● **TASK REQUIREMENTS**
Copy every line of the listing that holds the string "this".

● **EXCERPTED RECORDS**
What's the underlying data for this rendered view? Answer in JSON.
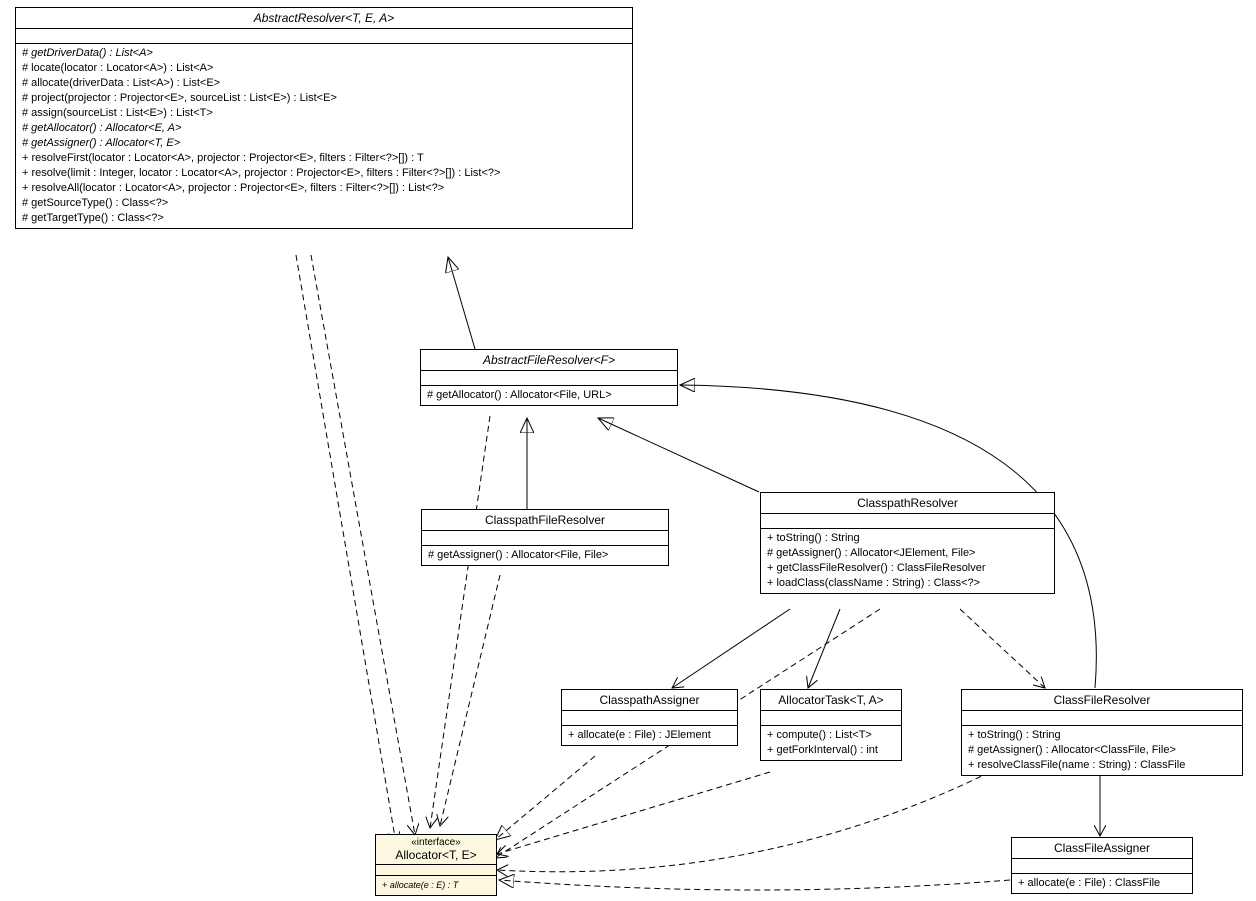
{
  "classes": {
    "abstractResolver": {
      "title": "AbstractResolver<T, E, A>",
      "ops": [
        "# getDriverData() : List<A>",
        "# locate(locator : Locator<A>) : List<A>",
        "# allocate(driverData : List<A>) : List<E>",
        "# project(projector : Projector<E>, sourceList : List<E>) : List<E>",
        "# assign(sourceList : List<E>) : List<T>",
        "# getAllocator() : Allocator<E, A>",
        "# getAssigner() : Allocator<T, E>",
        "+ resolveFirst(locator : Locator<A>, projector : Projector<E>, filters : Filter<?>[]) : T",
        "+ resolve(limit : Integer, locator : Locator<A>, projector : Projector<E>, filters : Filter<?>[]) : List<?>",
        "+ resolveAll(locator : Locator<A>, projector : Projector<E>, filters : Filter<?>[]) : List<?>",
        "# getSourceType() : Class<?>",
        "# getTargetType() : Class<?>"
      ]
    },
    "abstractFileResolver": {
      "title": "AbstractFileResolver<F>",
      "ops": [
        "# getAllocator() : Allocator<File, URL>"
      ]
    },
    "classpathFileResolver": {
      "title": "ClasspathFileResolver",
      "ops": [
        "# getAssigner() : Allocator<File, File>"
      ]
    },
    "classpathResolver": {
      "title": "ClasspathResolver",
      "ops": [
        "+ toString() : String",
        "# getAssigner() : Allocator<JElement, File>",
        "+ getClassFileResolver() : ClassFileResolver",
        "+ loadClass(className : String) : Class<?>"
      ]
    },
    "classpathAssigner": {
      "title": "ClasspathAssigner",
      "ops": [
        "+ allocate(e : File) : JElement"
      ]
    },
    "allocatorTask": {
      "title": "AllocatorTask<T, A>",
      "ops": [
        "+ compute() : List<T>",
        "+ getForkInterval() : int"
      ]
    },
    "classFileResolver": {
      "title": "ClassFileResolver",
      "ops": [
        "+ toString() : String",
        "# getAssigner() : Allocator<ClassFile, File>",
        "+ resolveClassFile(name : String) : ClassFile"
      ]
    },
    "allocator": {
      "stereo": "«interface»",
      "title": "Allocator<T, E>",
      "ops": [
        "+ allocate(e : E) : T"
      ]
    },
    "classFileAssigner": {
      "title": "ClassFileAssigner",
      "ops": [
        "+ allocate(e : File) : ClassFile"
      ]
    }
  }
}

---

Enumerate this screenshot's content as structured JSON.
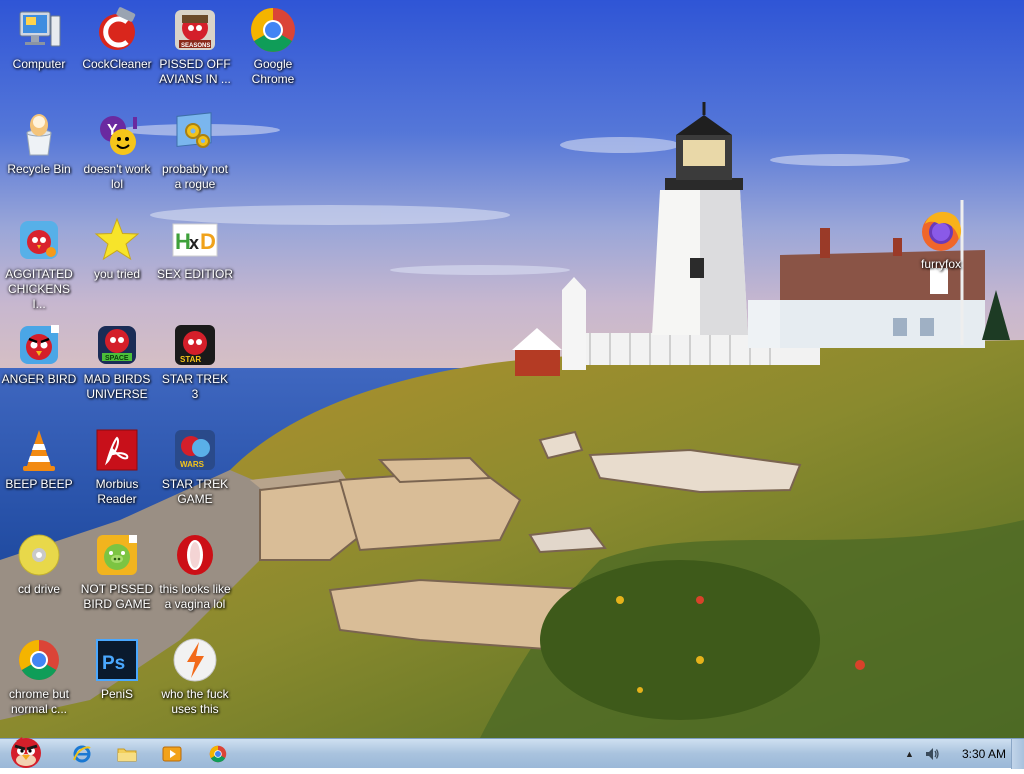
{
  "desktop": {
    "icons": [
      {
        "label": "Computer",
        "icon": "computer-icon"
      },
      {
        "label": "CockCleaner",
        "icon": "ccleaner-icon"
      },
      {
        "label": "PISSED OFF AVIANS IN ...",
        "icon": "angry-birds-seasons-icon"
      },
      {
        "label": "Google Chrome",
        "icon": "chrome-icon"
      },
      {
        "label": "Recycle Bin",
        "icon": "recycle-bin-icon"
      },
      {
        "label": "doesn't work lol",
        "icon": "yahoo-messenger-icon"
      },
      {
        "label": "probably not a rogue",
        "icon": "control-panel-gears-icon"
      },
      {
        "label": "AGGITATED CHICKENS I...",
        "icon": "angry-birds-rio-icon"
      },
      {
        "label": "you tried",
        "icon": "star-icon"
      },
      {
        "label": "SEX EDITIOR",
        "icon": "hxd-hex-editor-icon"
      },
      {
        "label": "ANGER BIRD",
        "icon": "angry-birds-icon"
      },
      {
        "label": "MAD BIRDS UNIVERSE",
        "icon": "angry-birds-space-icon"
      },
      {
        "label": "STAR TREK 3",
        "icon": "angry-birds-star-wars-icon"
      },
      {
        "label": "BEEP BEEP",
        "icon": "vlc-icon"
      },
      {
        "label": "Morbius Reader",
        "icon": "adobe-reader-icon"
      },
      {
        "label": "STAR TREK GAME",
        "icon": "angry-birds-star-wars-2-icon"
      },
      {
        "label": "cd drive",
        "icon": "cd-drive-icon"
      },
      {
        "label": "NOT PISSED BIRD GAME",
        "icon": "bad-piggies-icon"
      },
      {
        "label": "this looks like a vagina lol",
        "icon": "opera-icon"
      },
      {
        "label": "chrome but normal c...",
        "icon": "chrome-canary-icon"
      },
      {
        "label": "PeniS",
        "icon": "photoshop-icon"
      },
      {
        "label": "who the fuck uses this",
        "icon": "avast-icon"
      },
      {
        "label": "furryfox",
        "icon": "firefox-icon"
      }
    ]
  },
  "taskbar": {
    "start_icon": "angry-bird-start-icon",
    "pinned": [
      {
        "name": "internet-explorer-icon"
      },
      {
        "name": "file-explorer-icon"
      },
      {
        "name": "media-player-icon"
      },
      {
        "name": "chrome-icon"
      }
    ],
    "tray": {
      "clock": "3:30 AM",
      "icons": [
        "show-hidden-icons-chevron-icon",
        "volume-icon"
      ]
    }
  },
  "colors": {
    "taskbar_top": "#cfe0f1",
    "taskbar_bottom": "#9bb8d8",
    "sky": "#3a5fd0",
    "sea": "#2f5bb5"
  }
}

● **ANSWER**
What's the underlying data for this rendered view? Answer in JSON.
Enumerate this screenshot's content as structured JSON.
        "label": "this looks like a vagina lol",
        "label": "who the fuck uses this",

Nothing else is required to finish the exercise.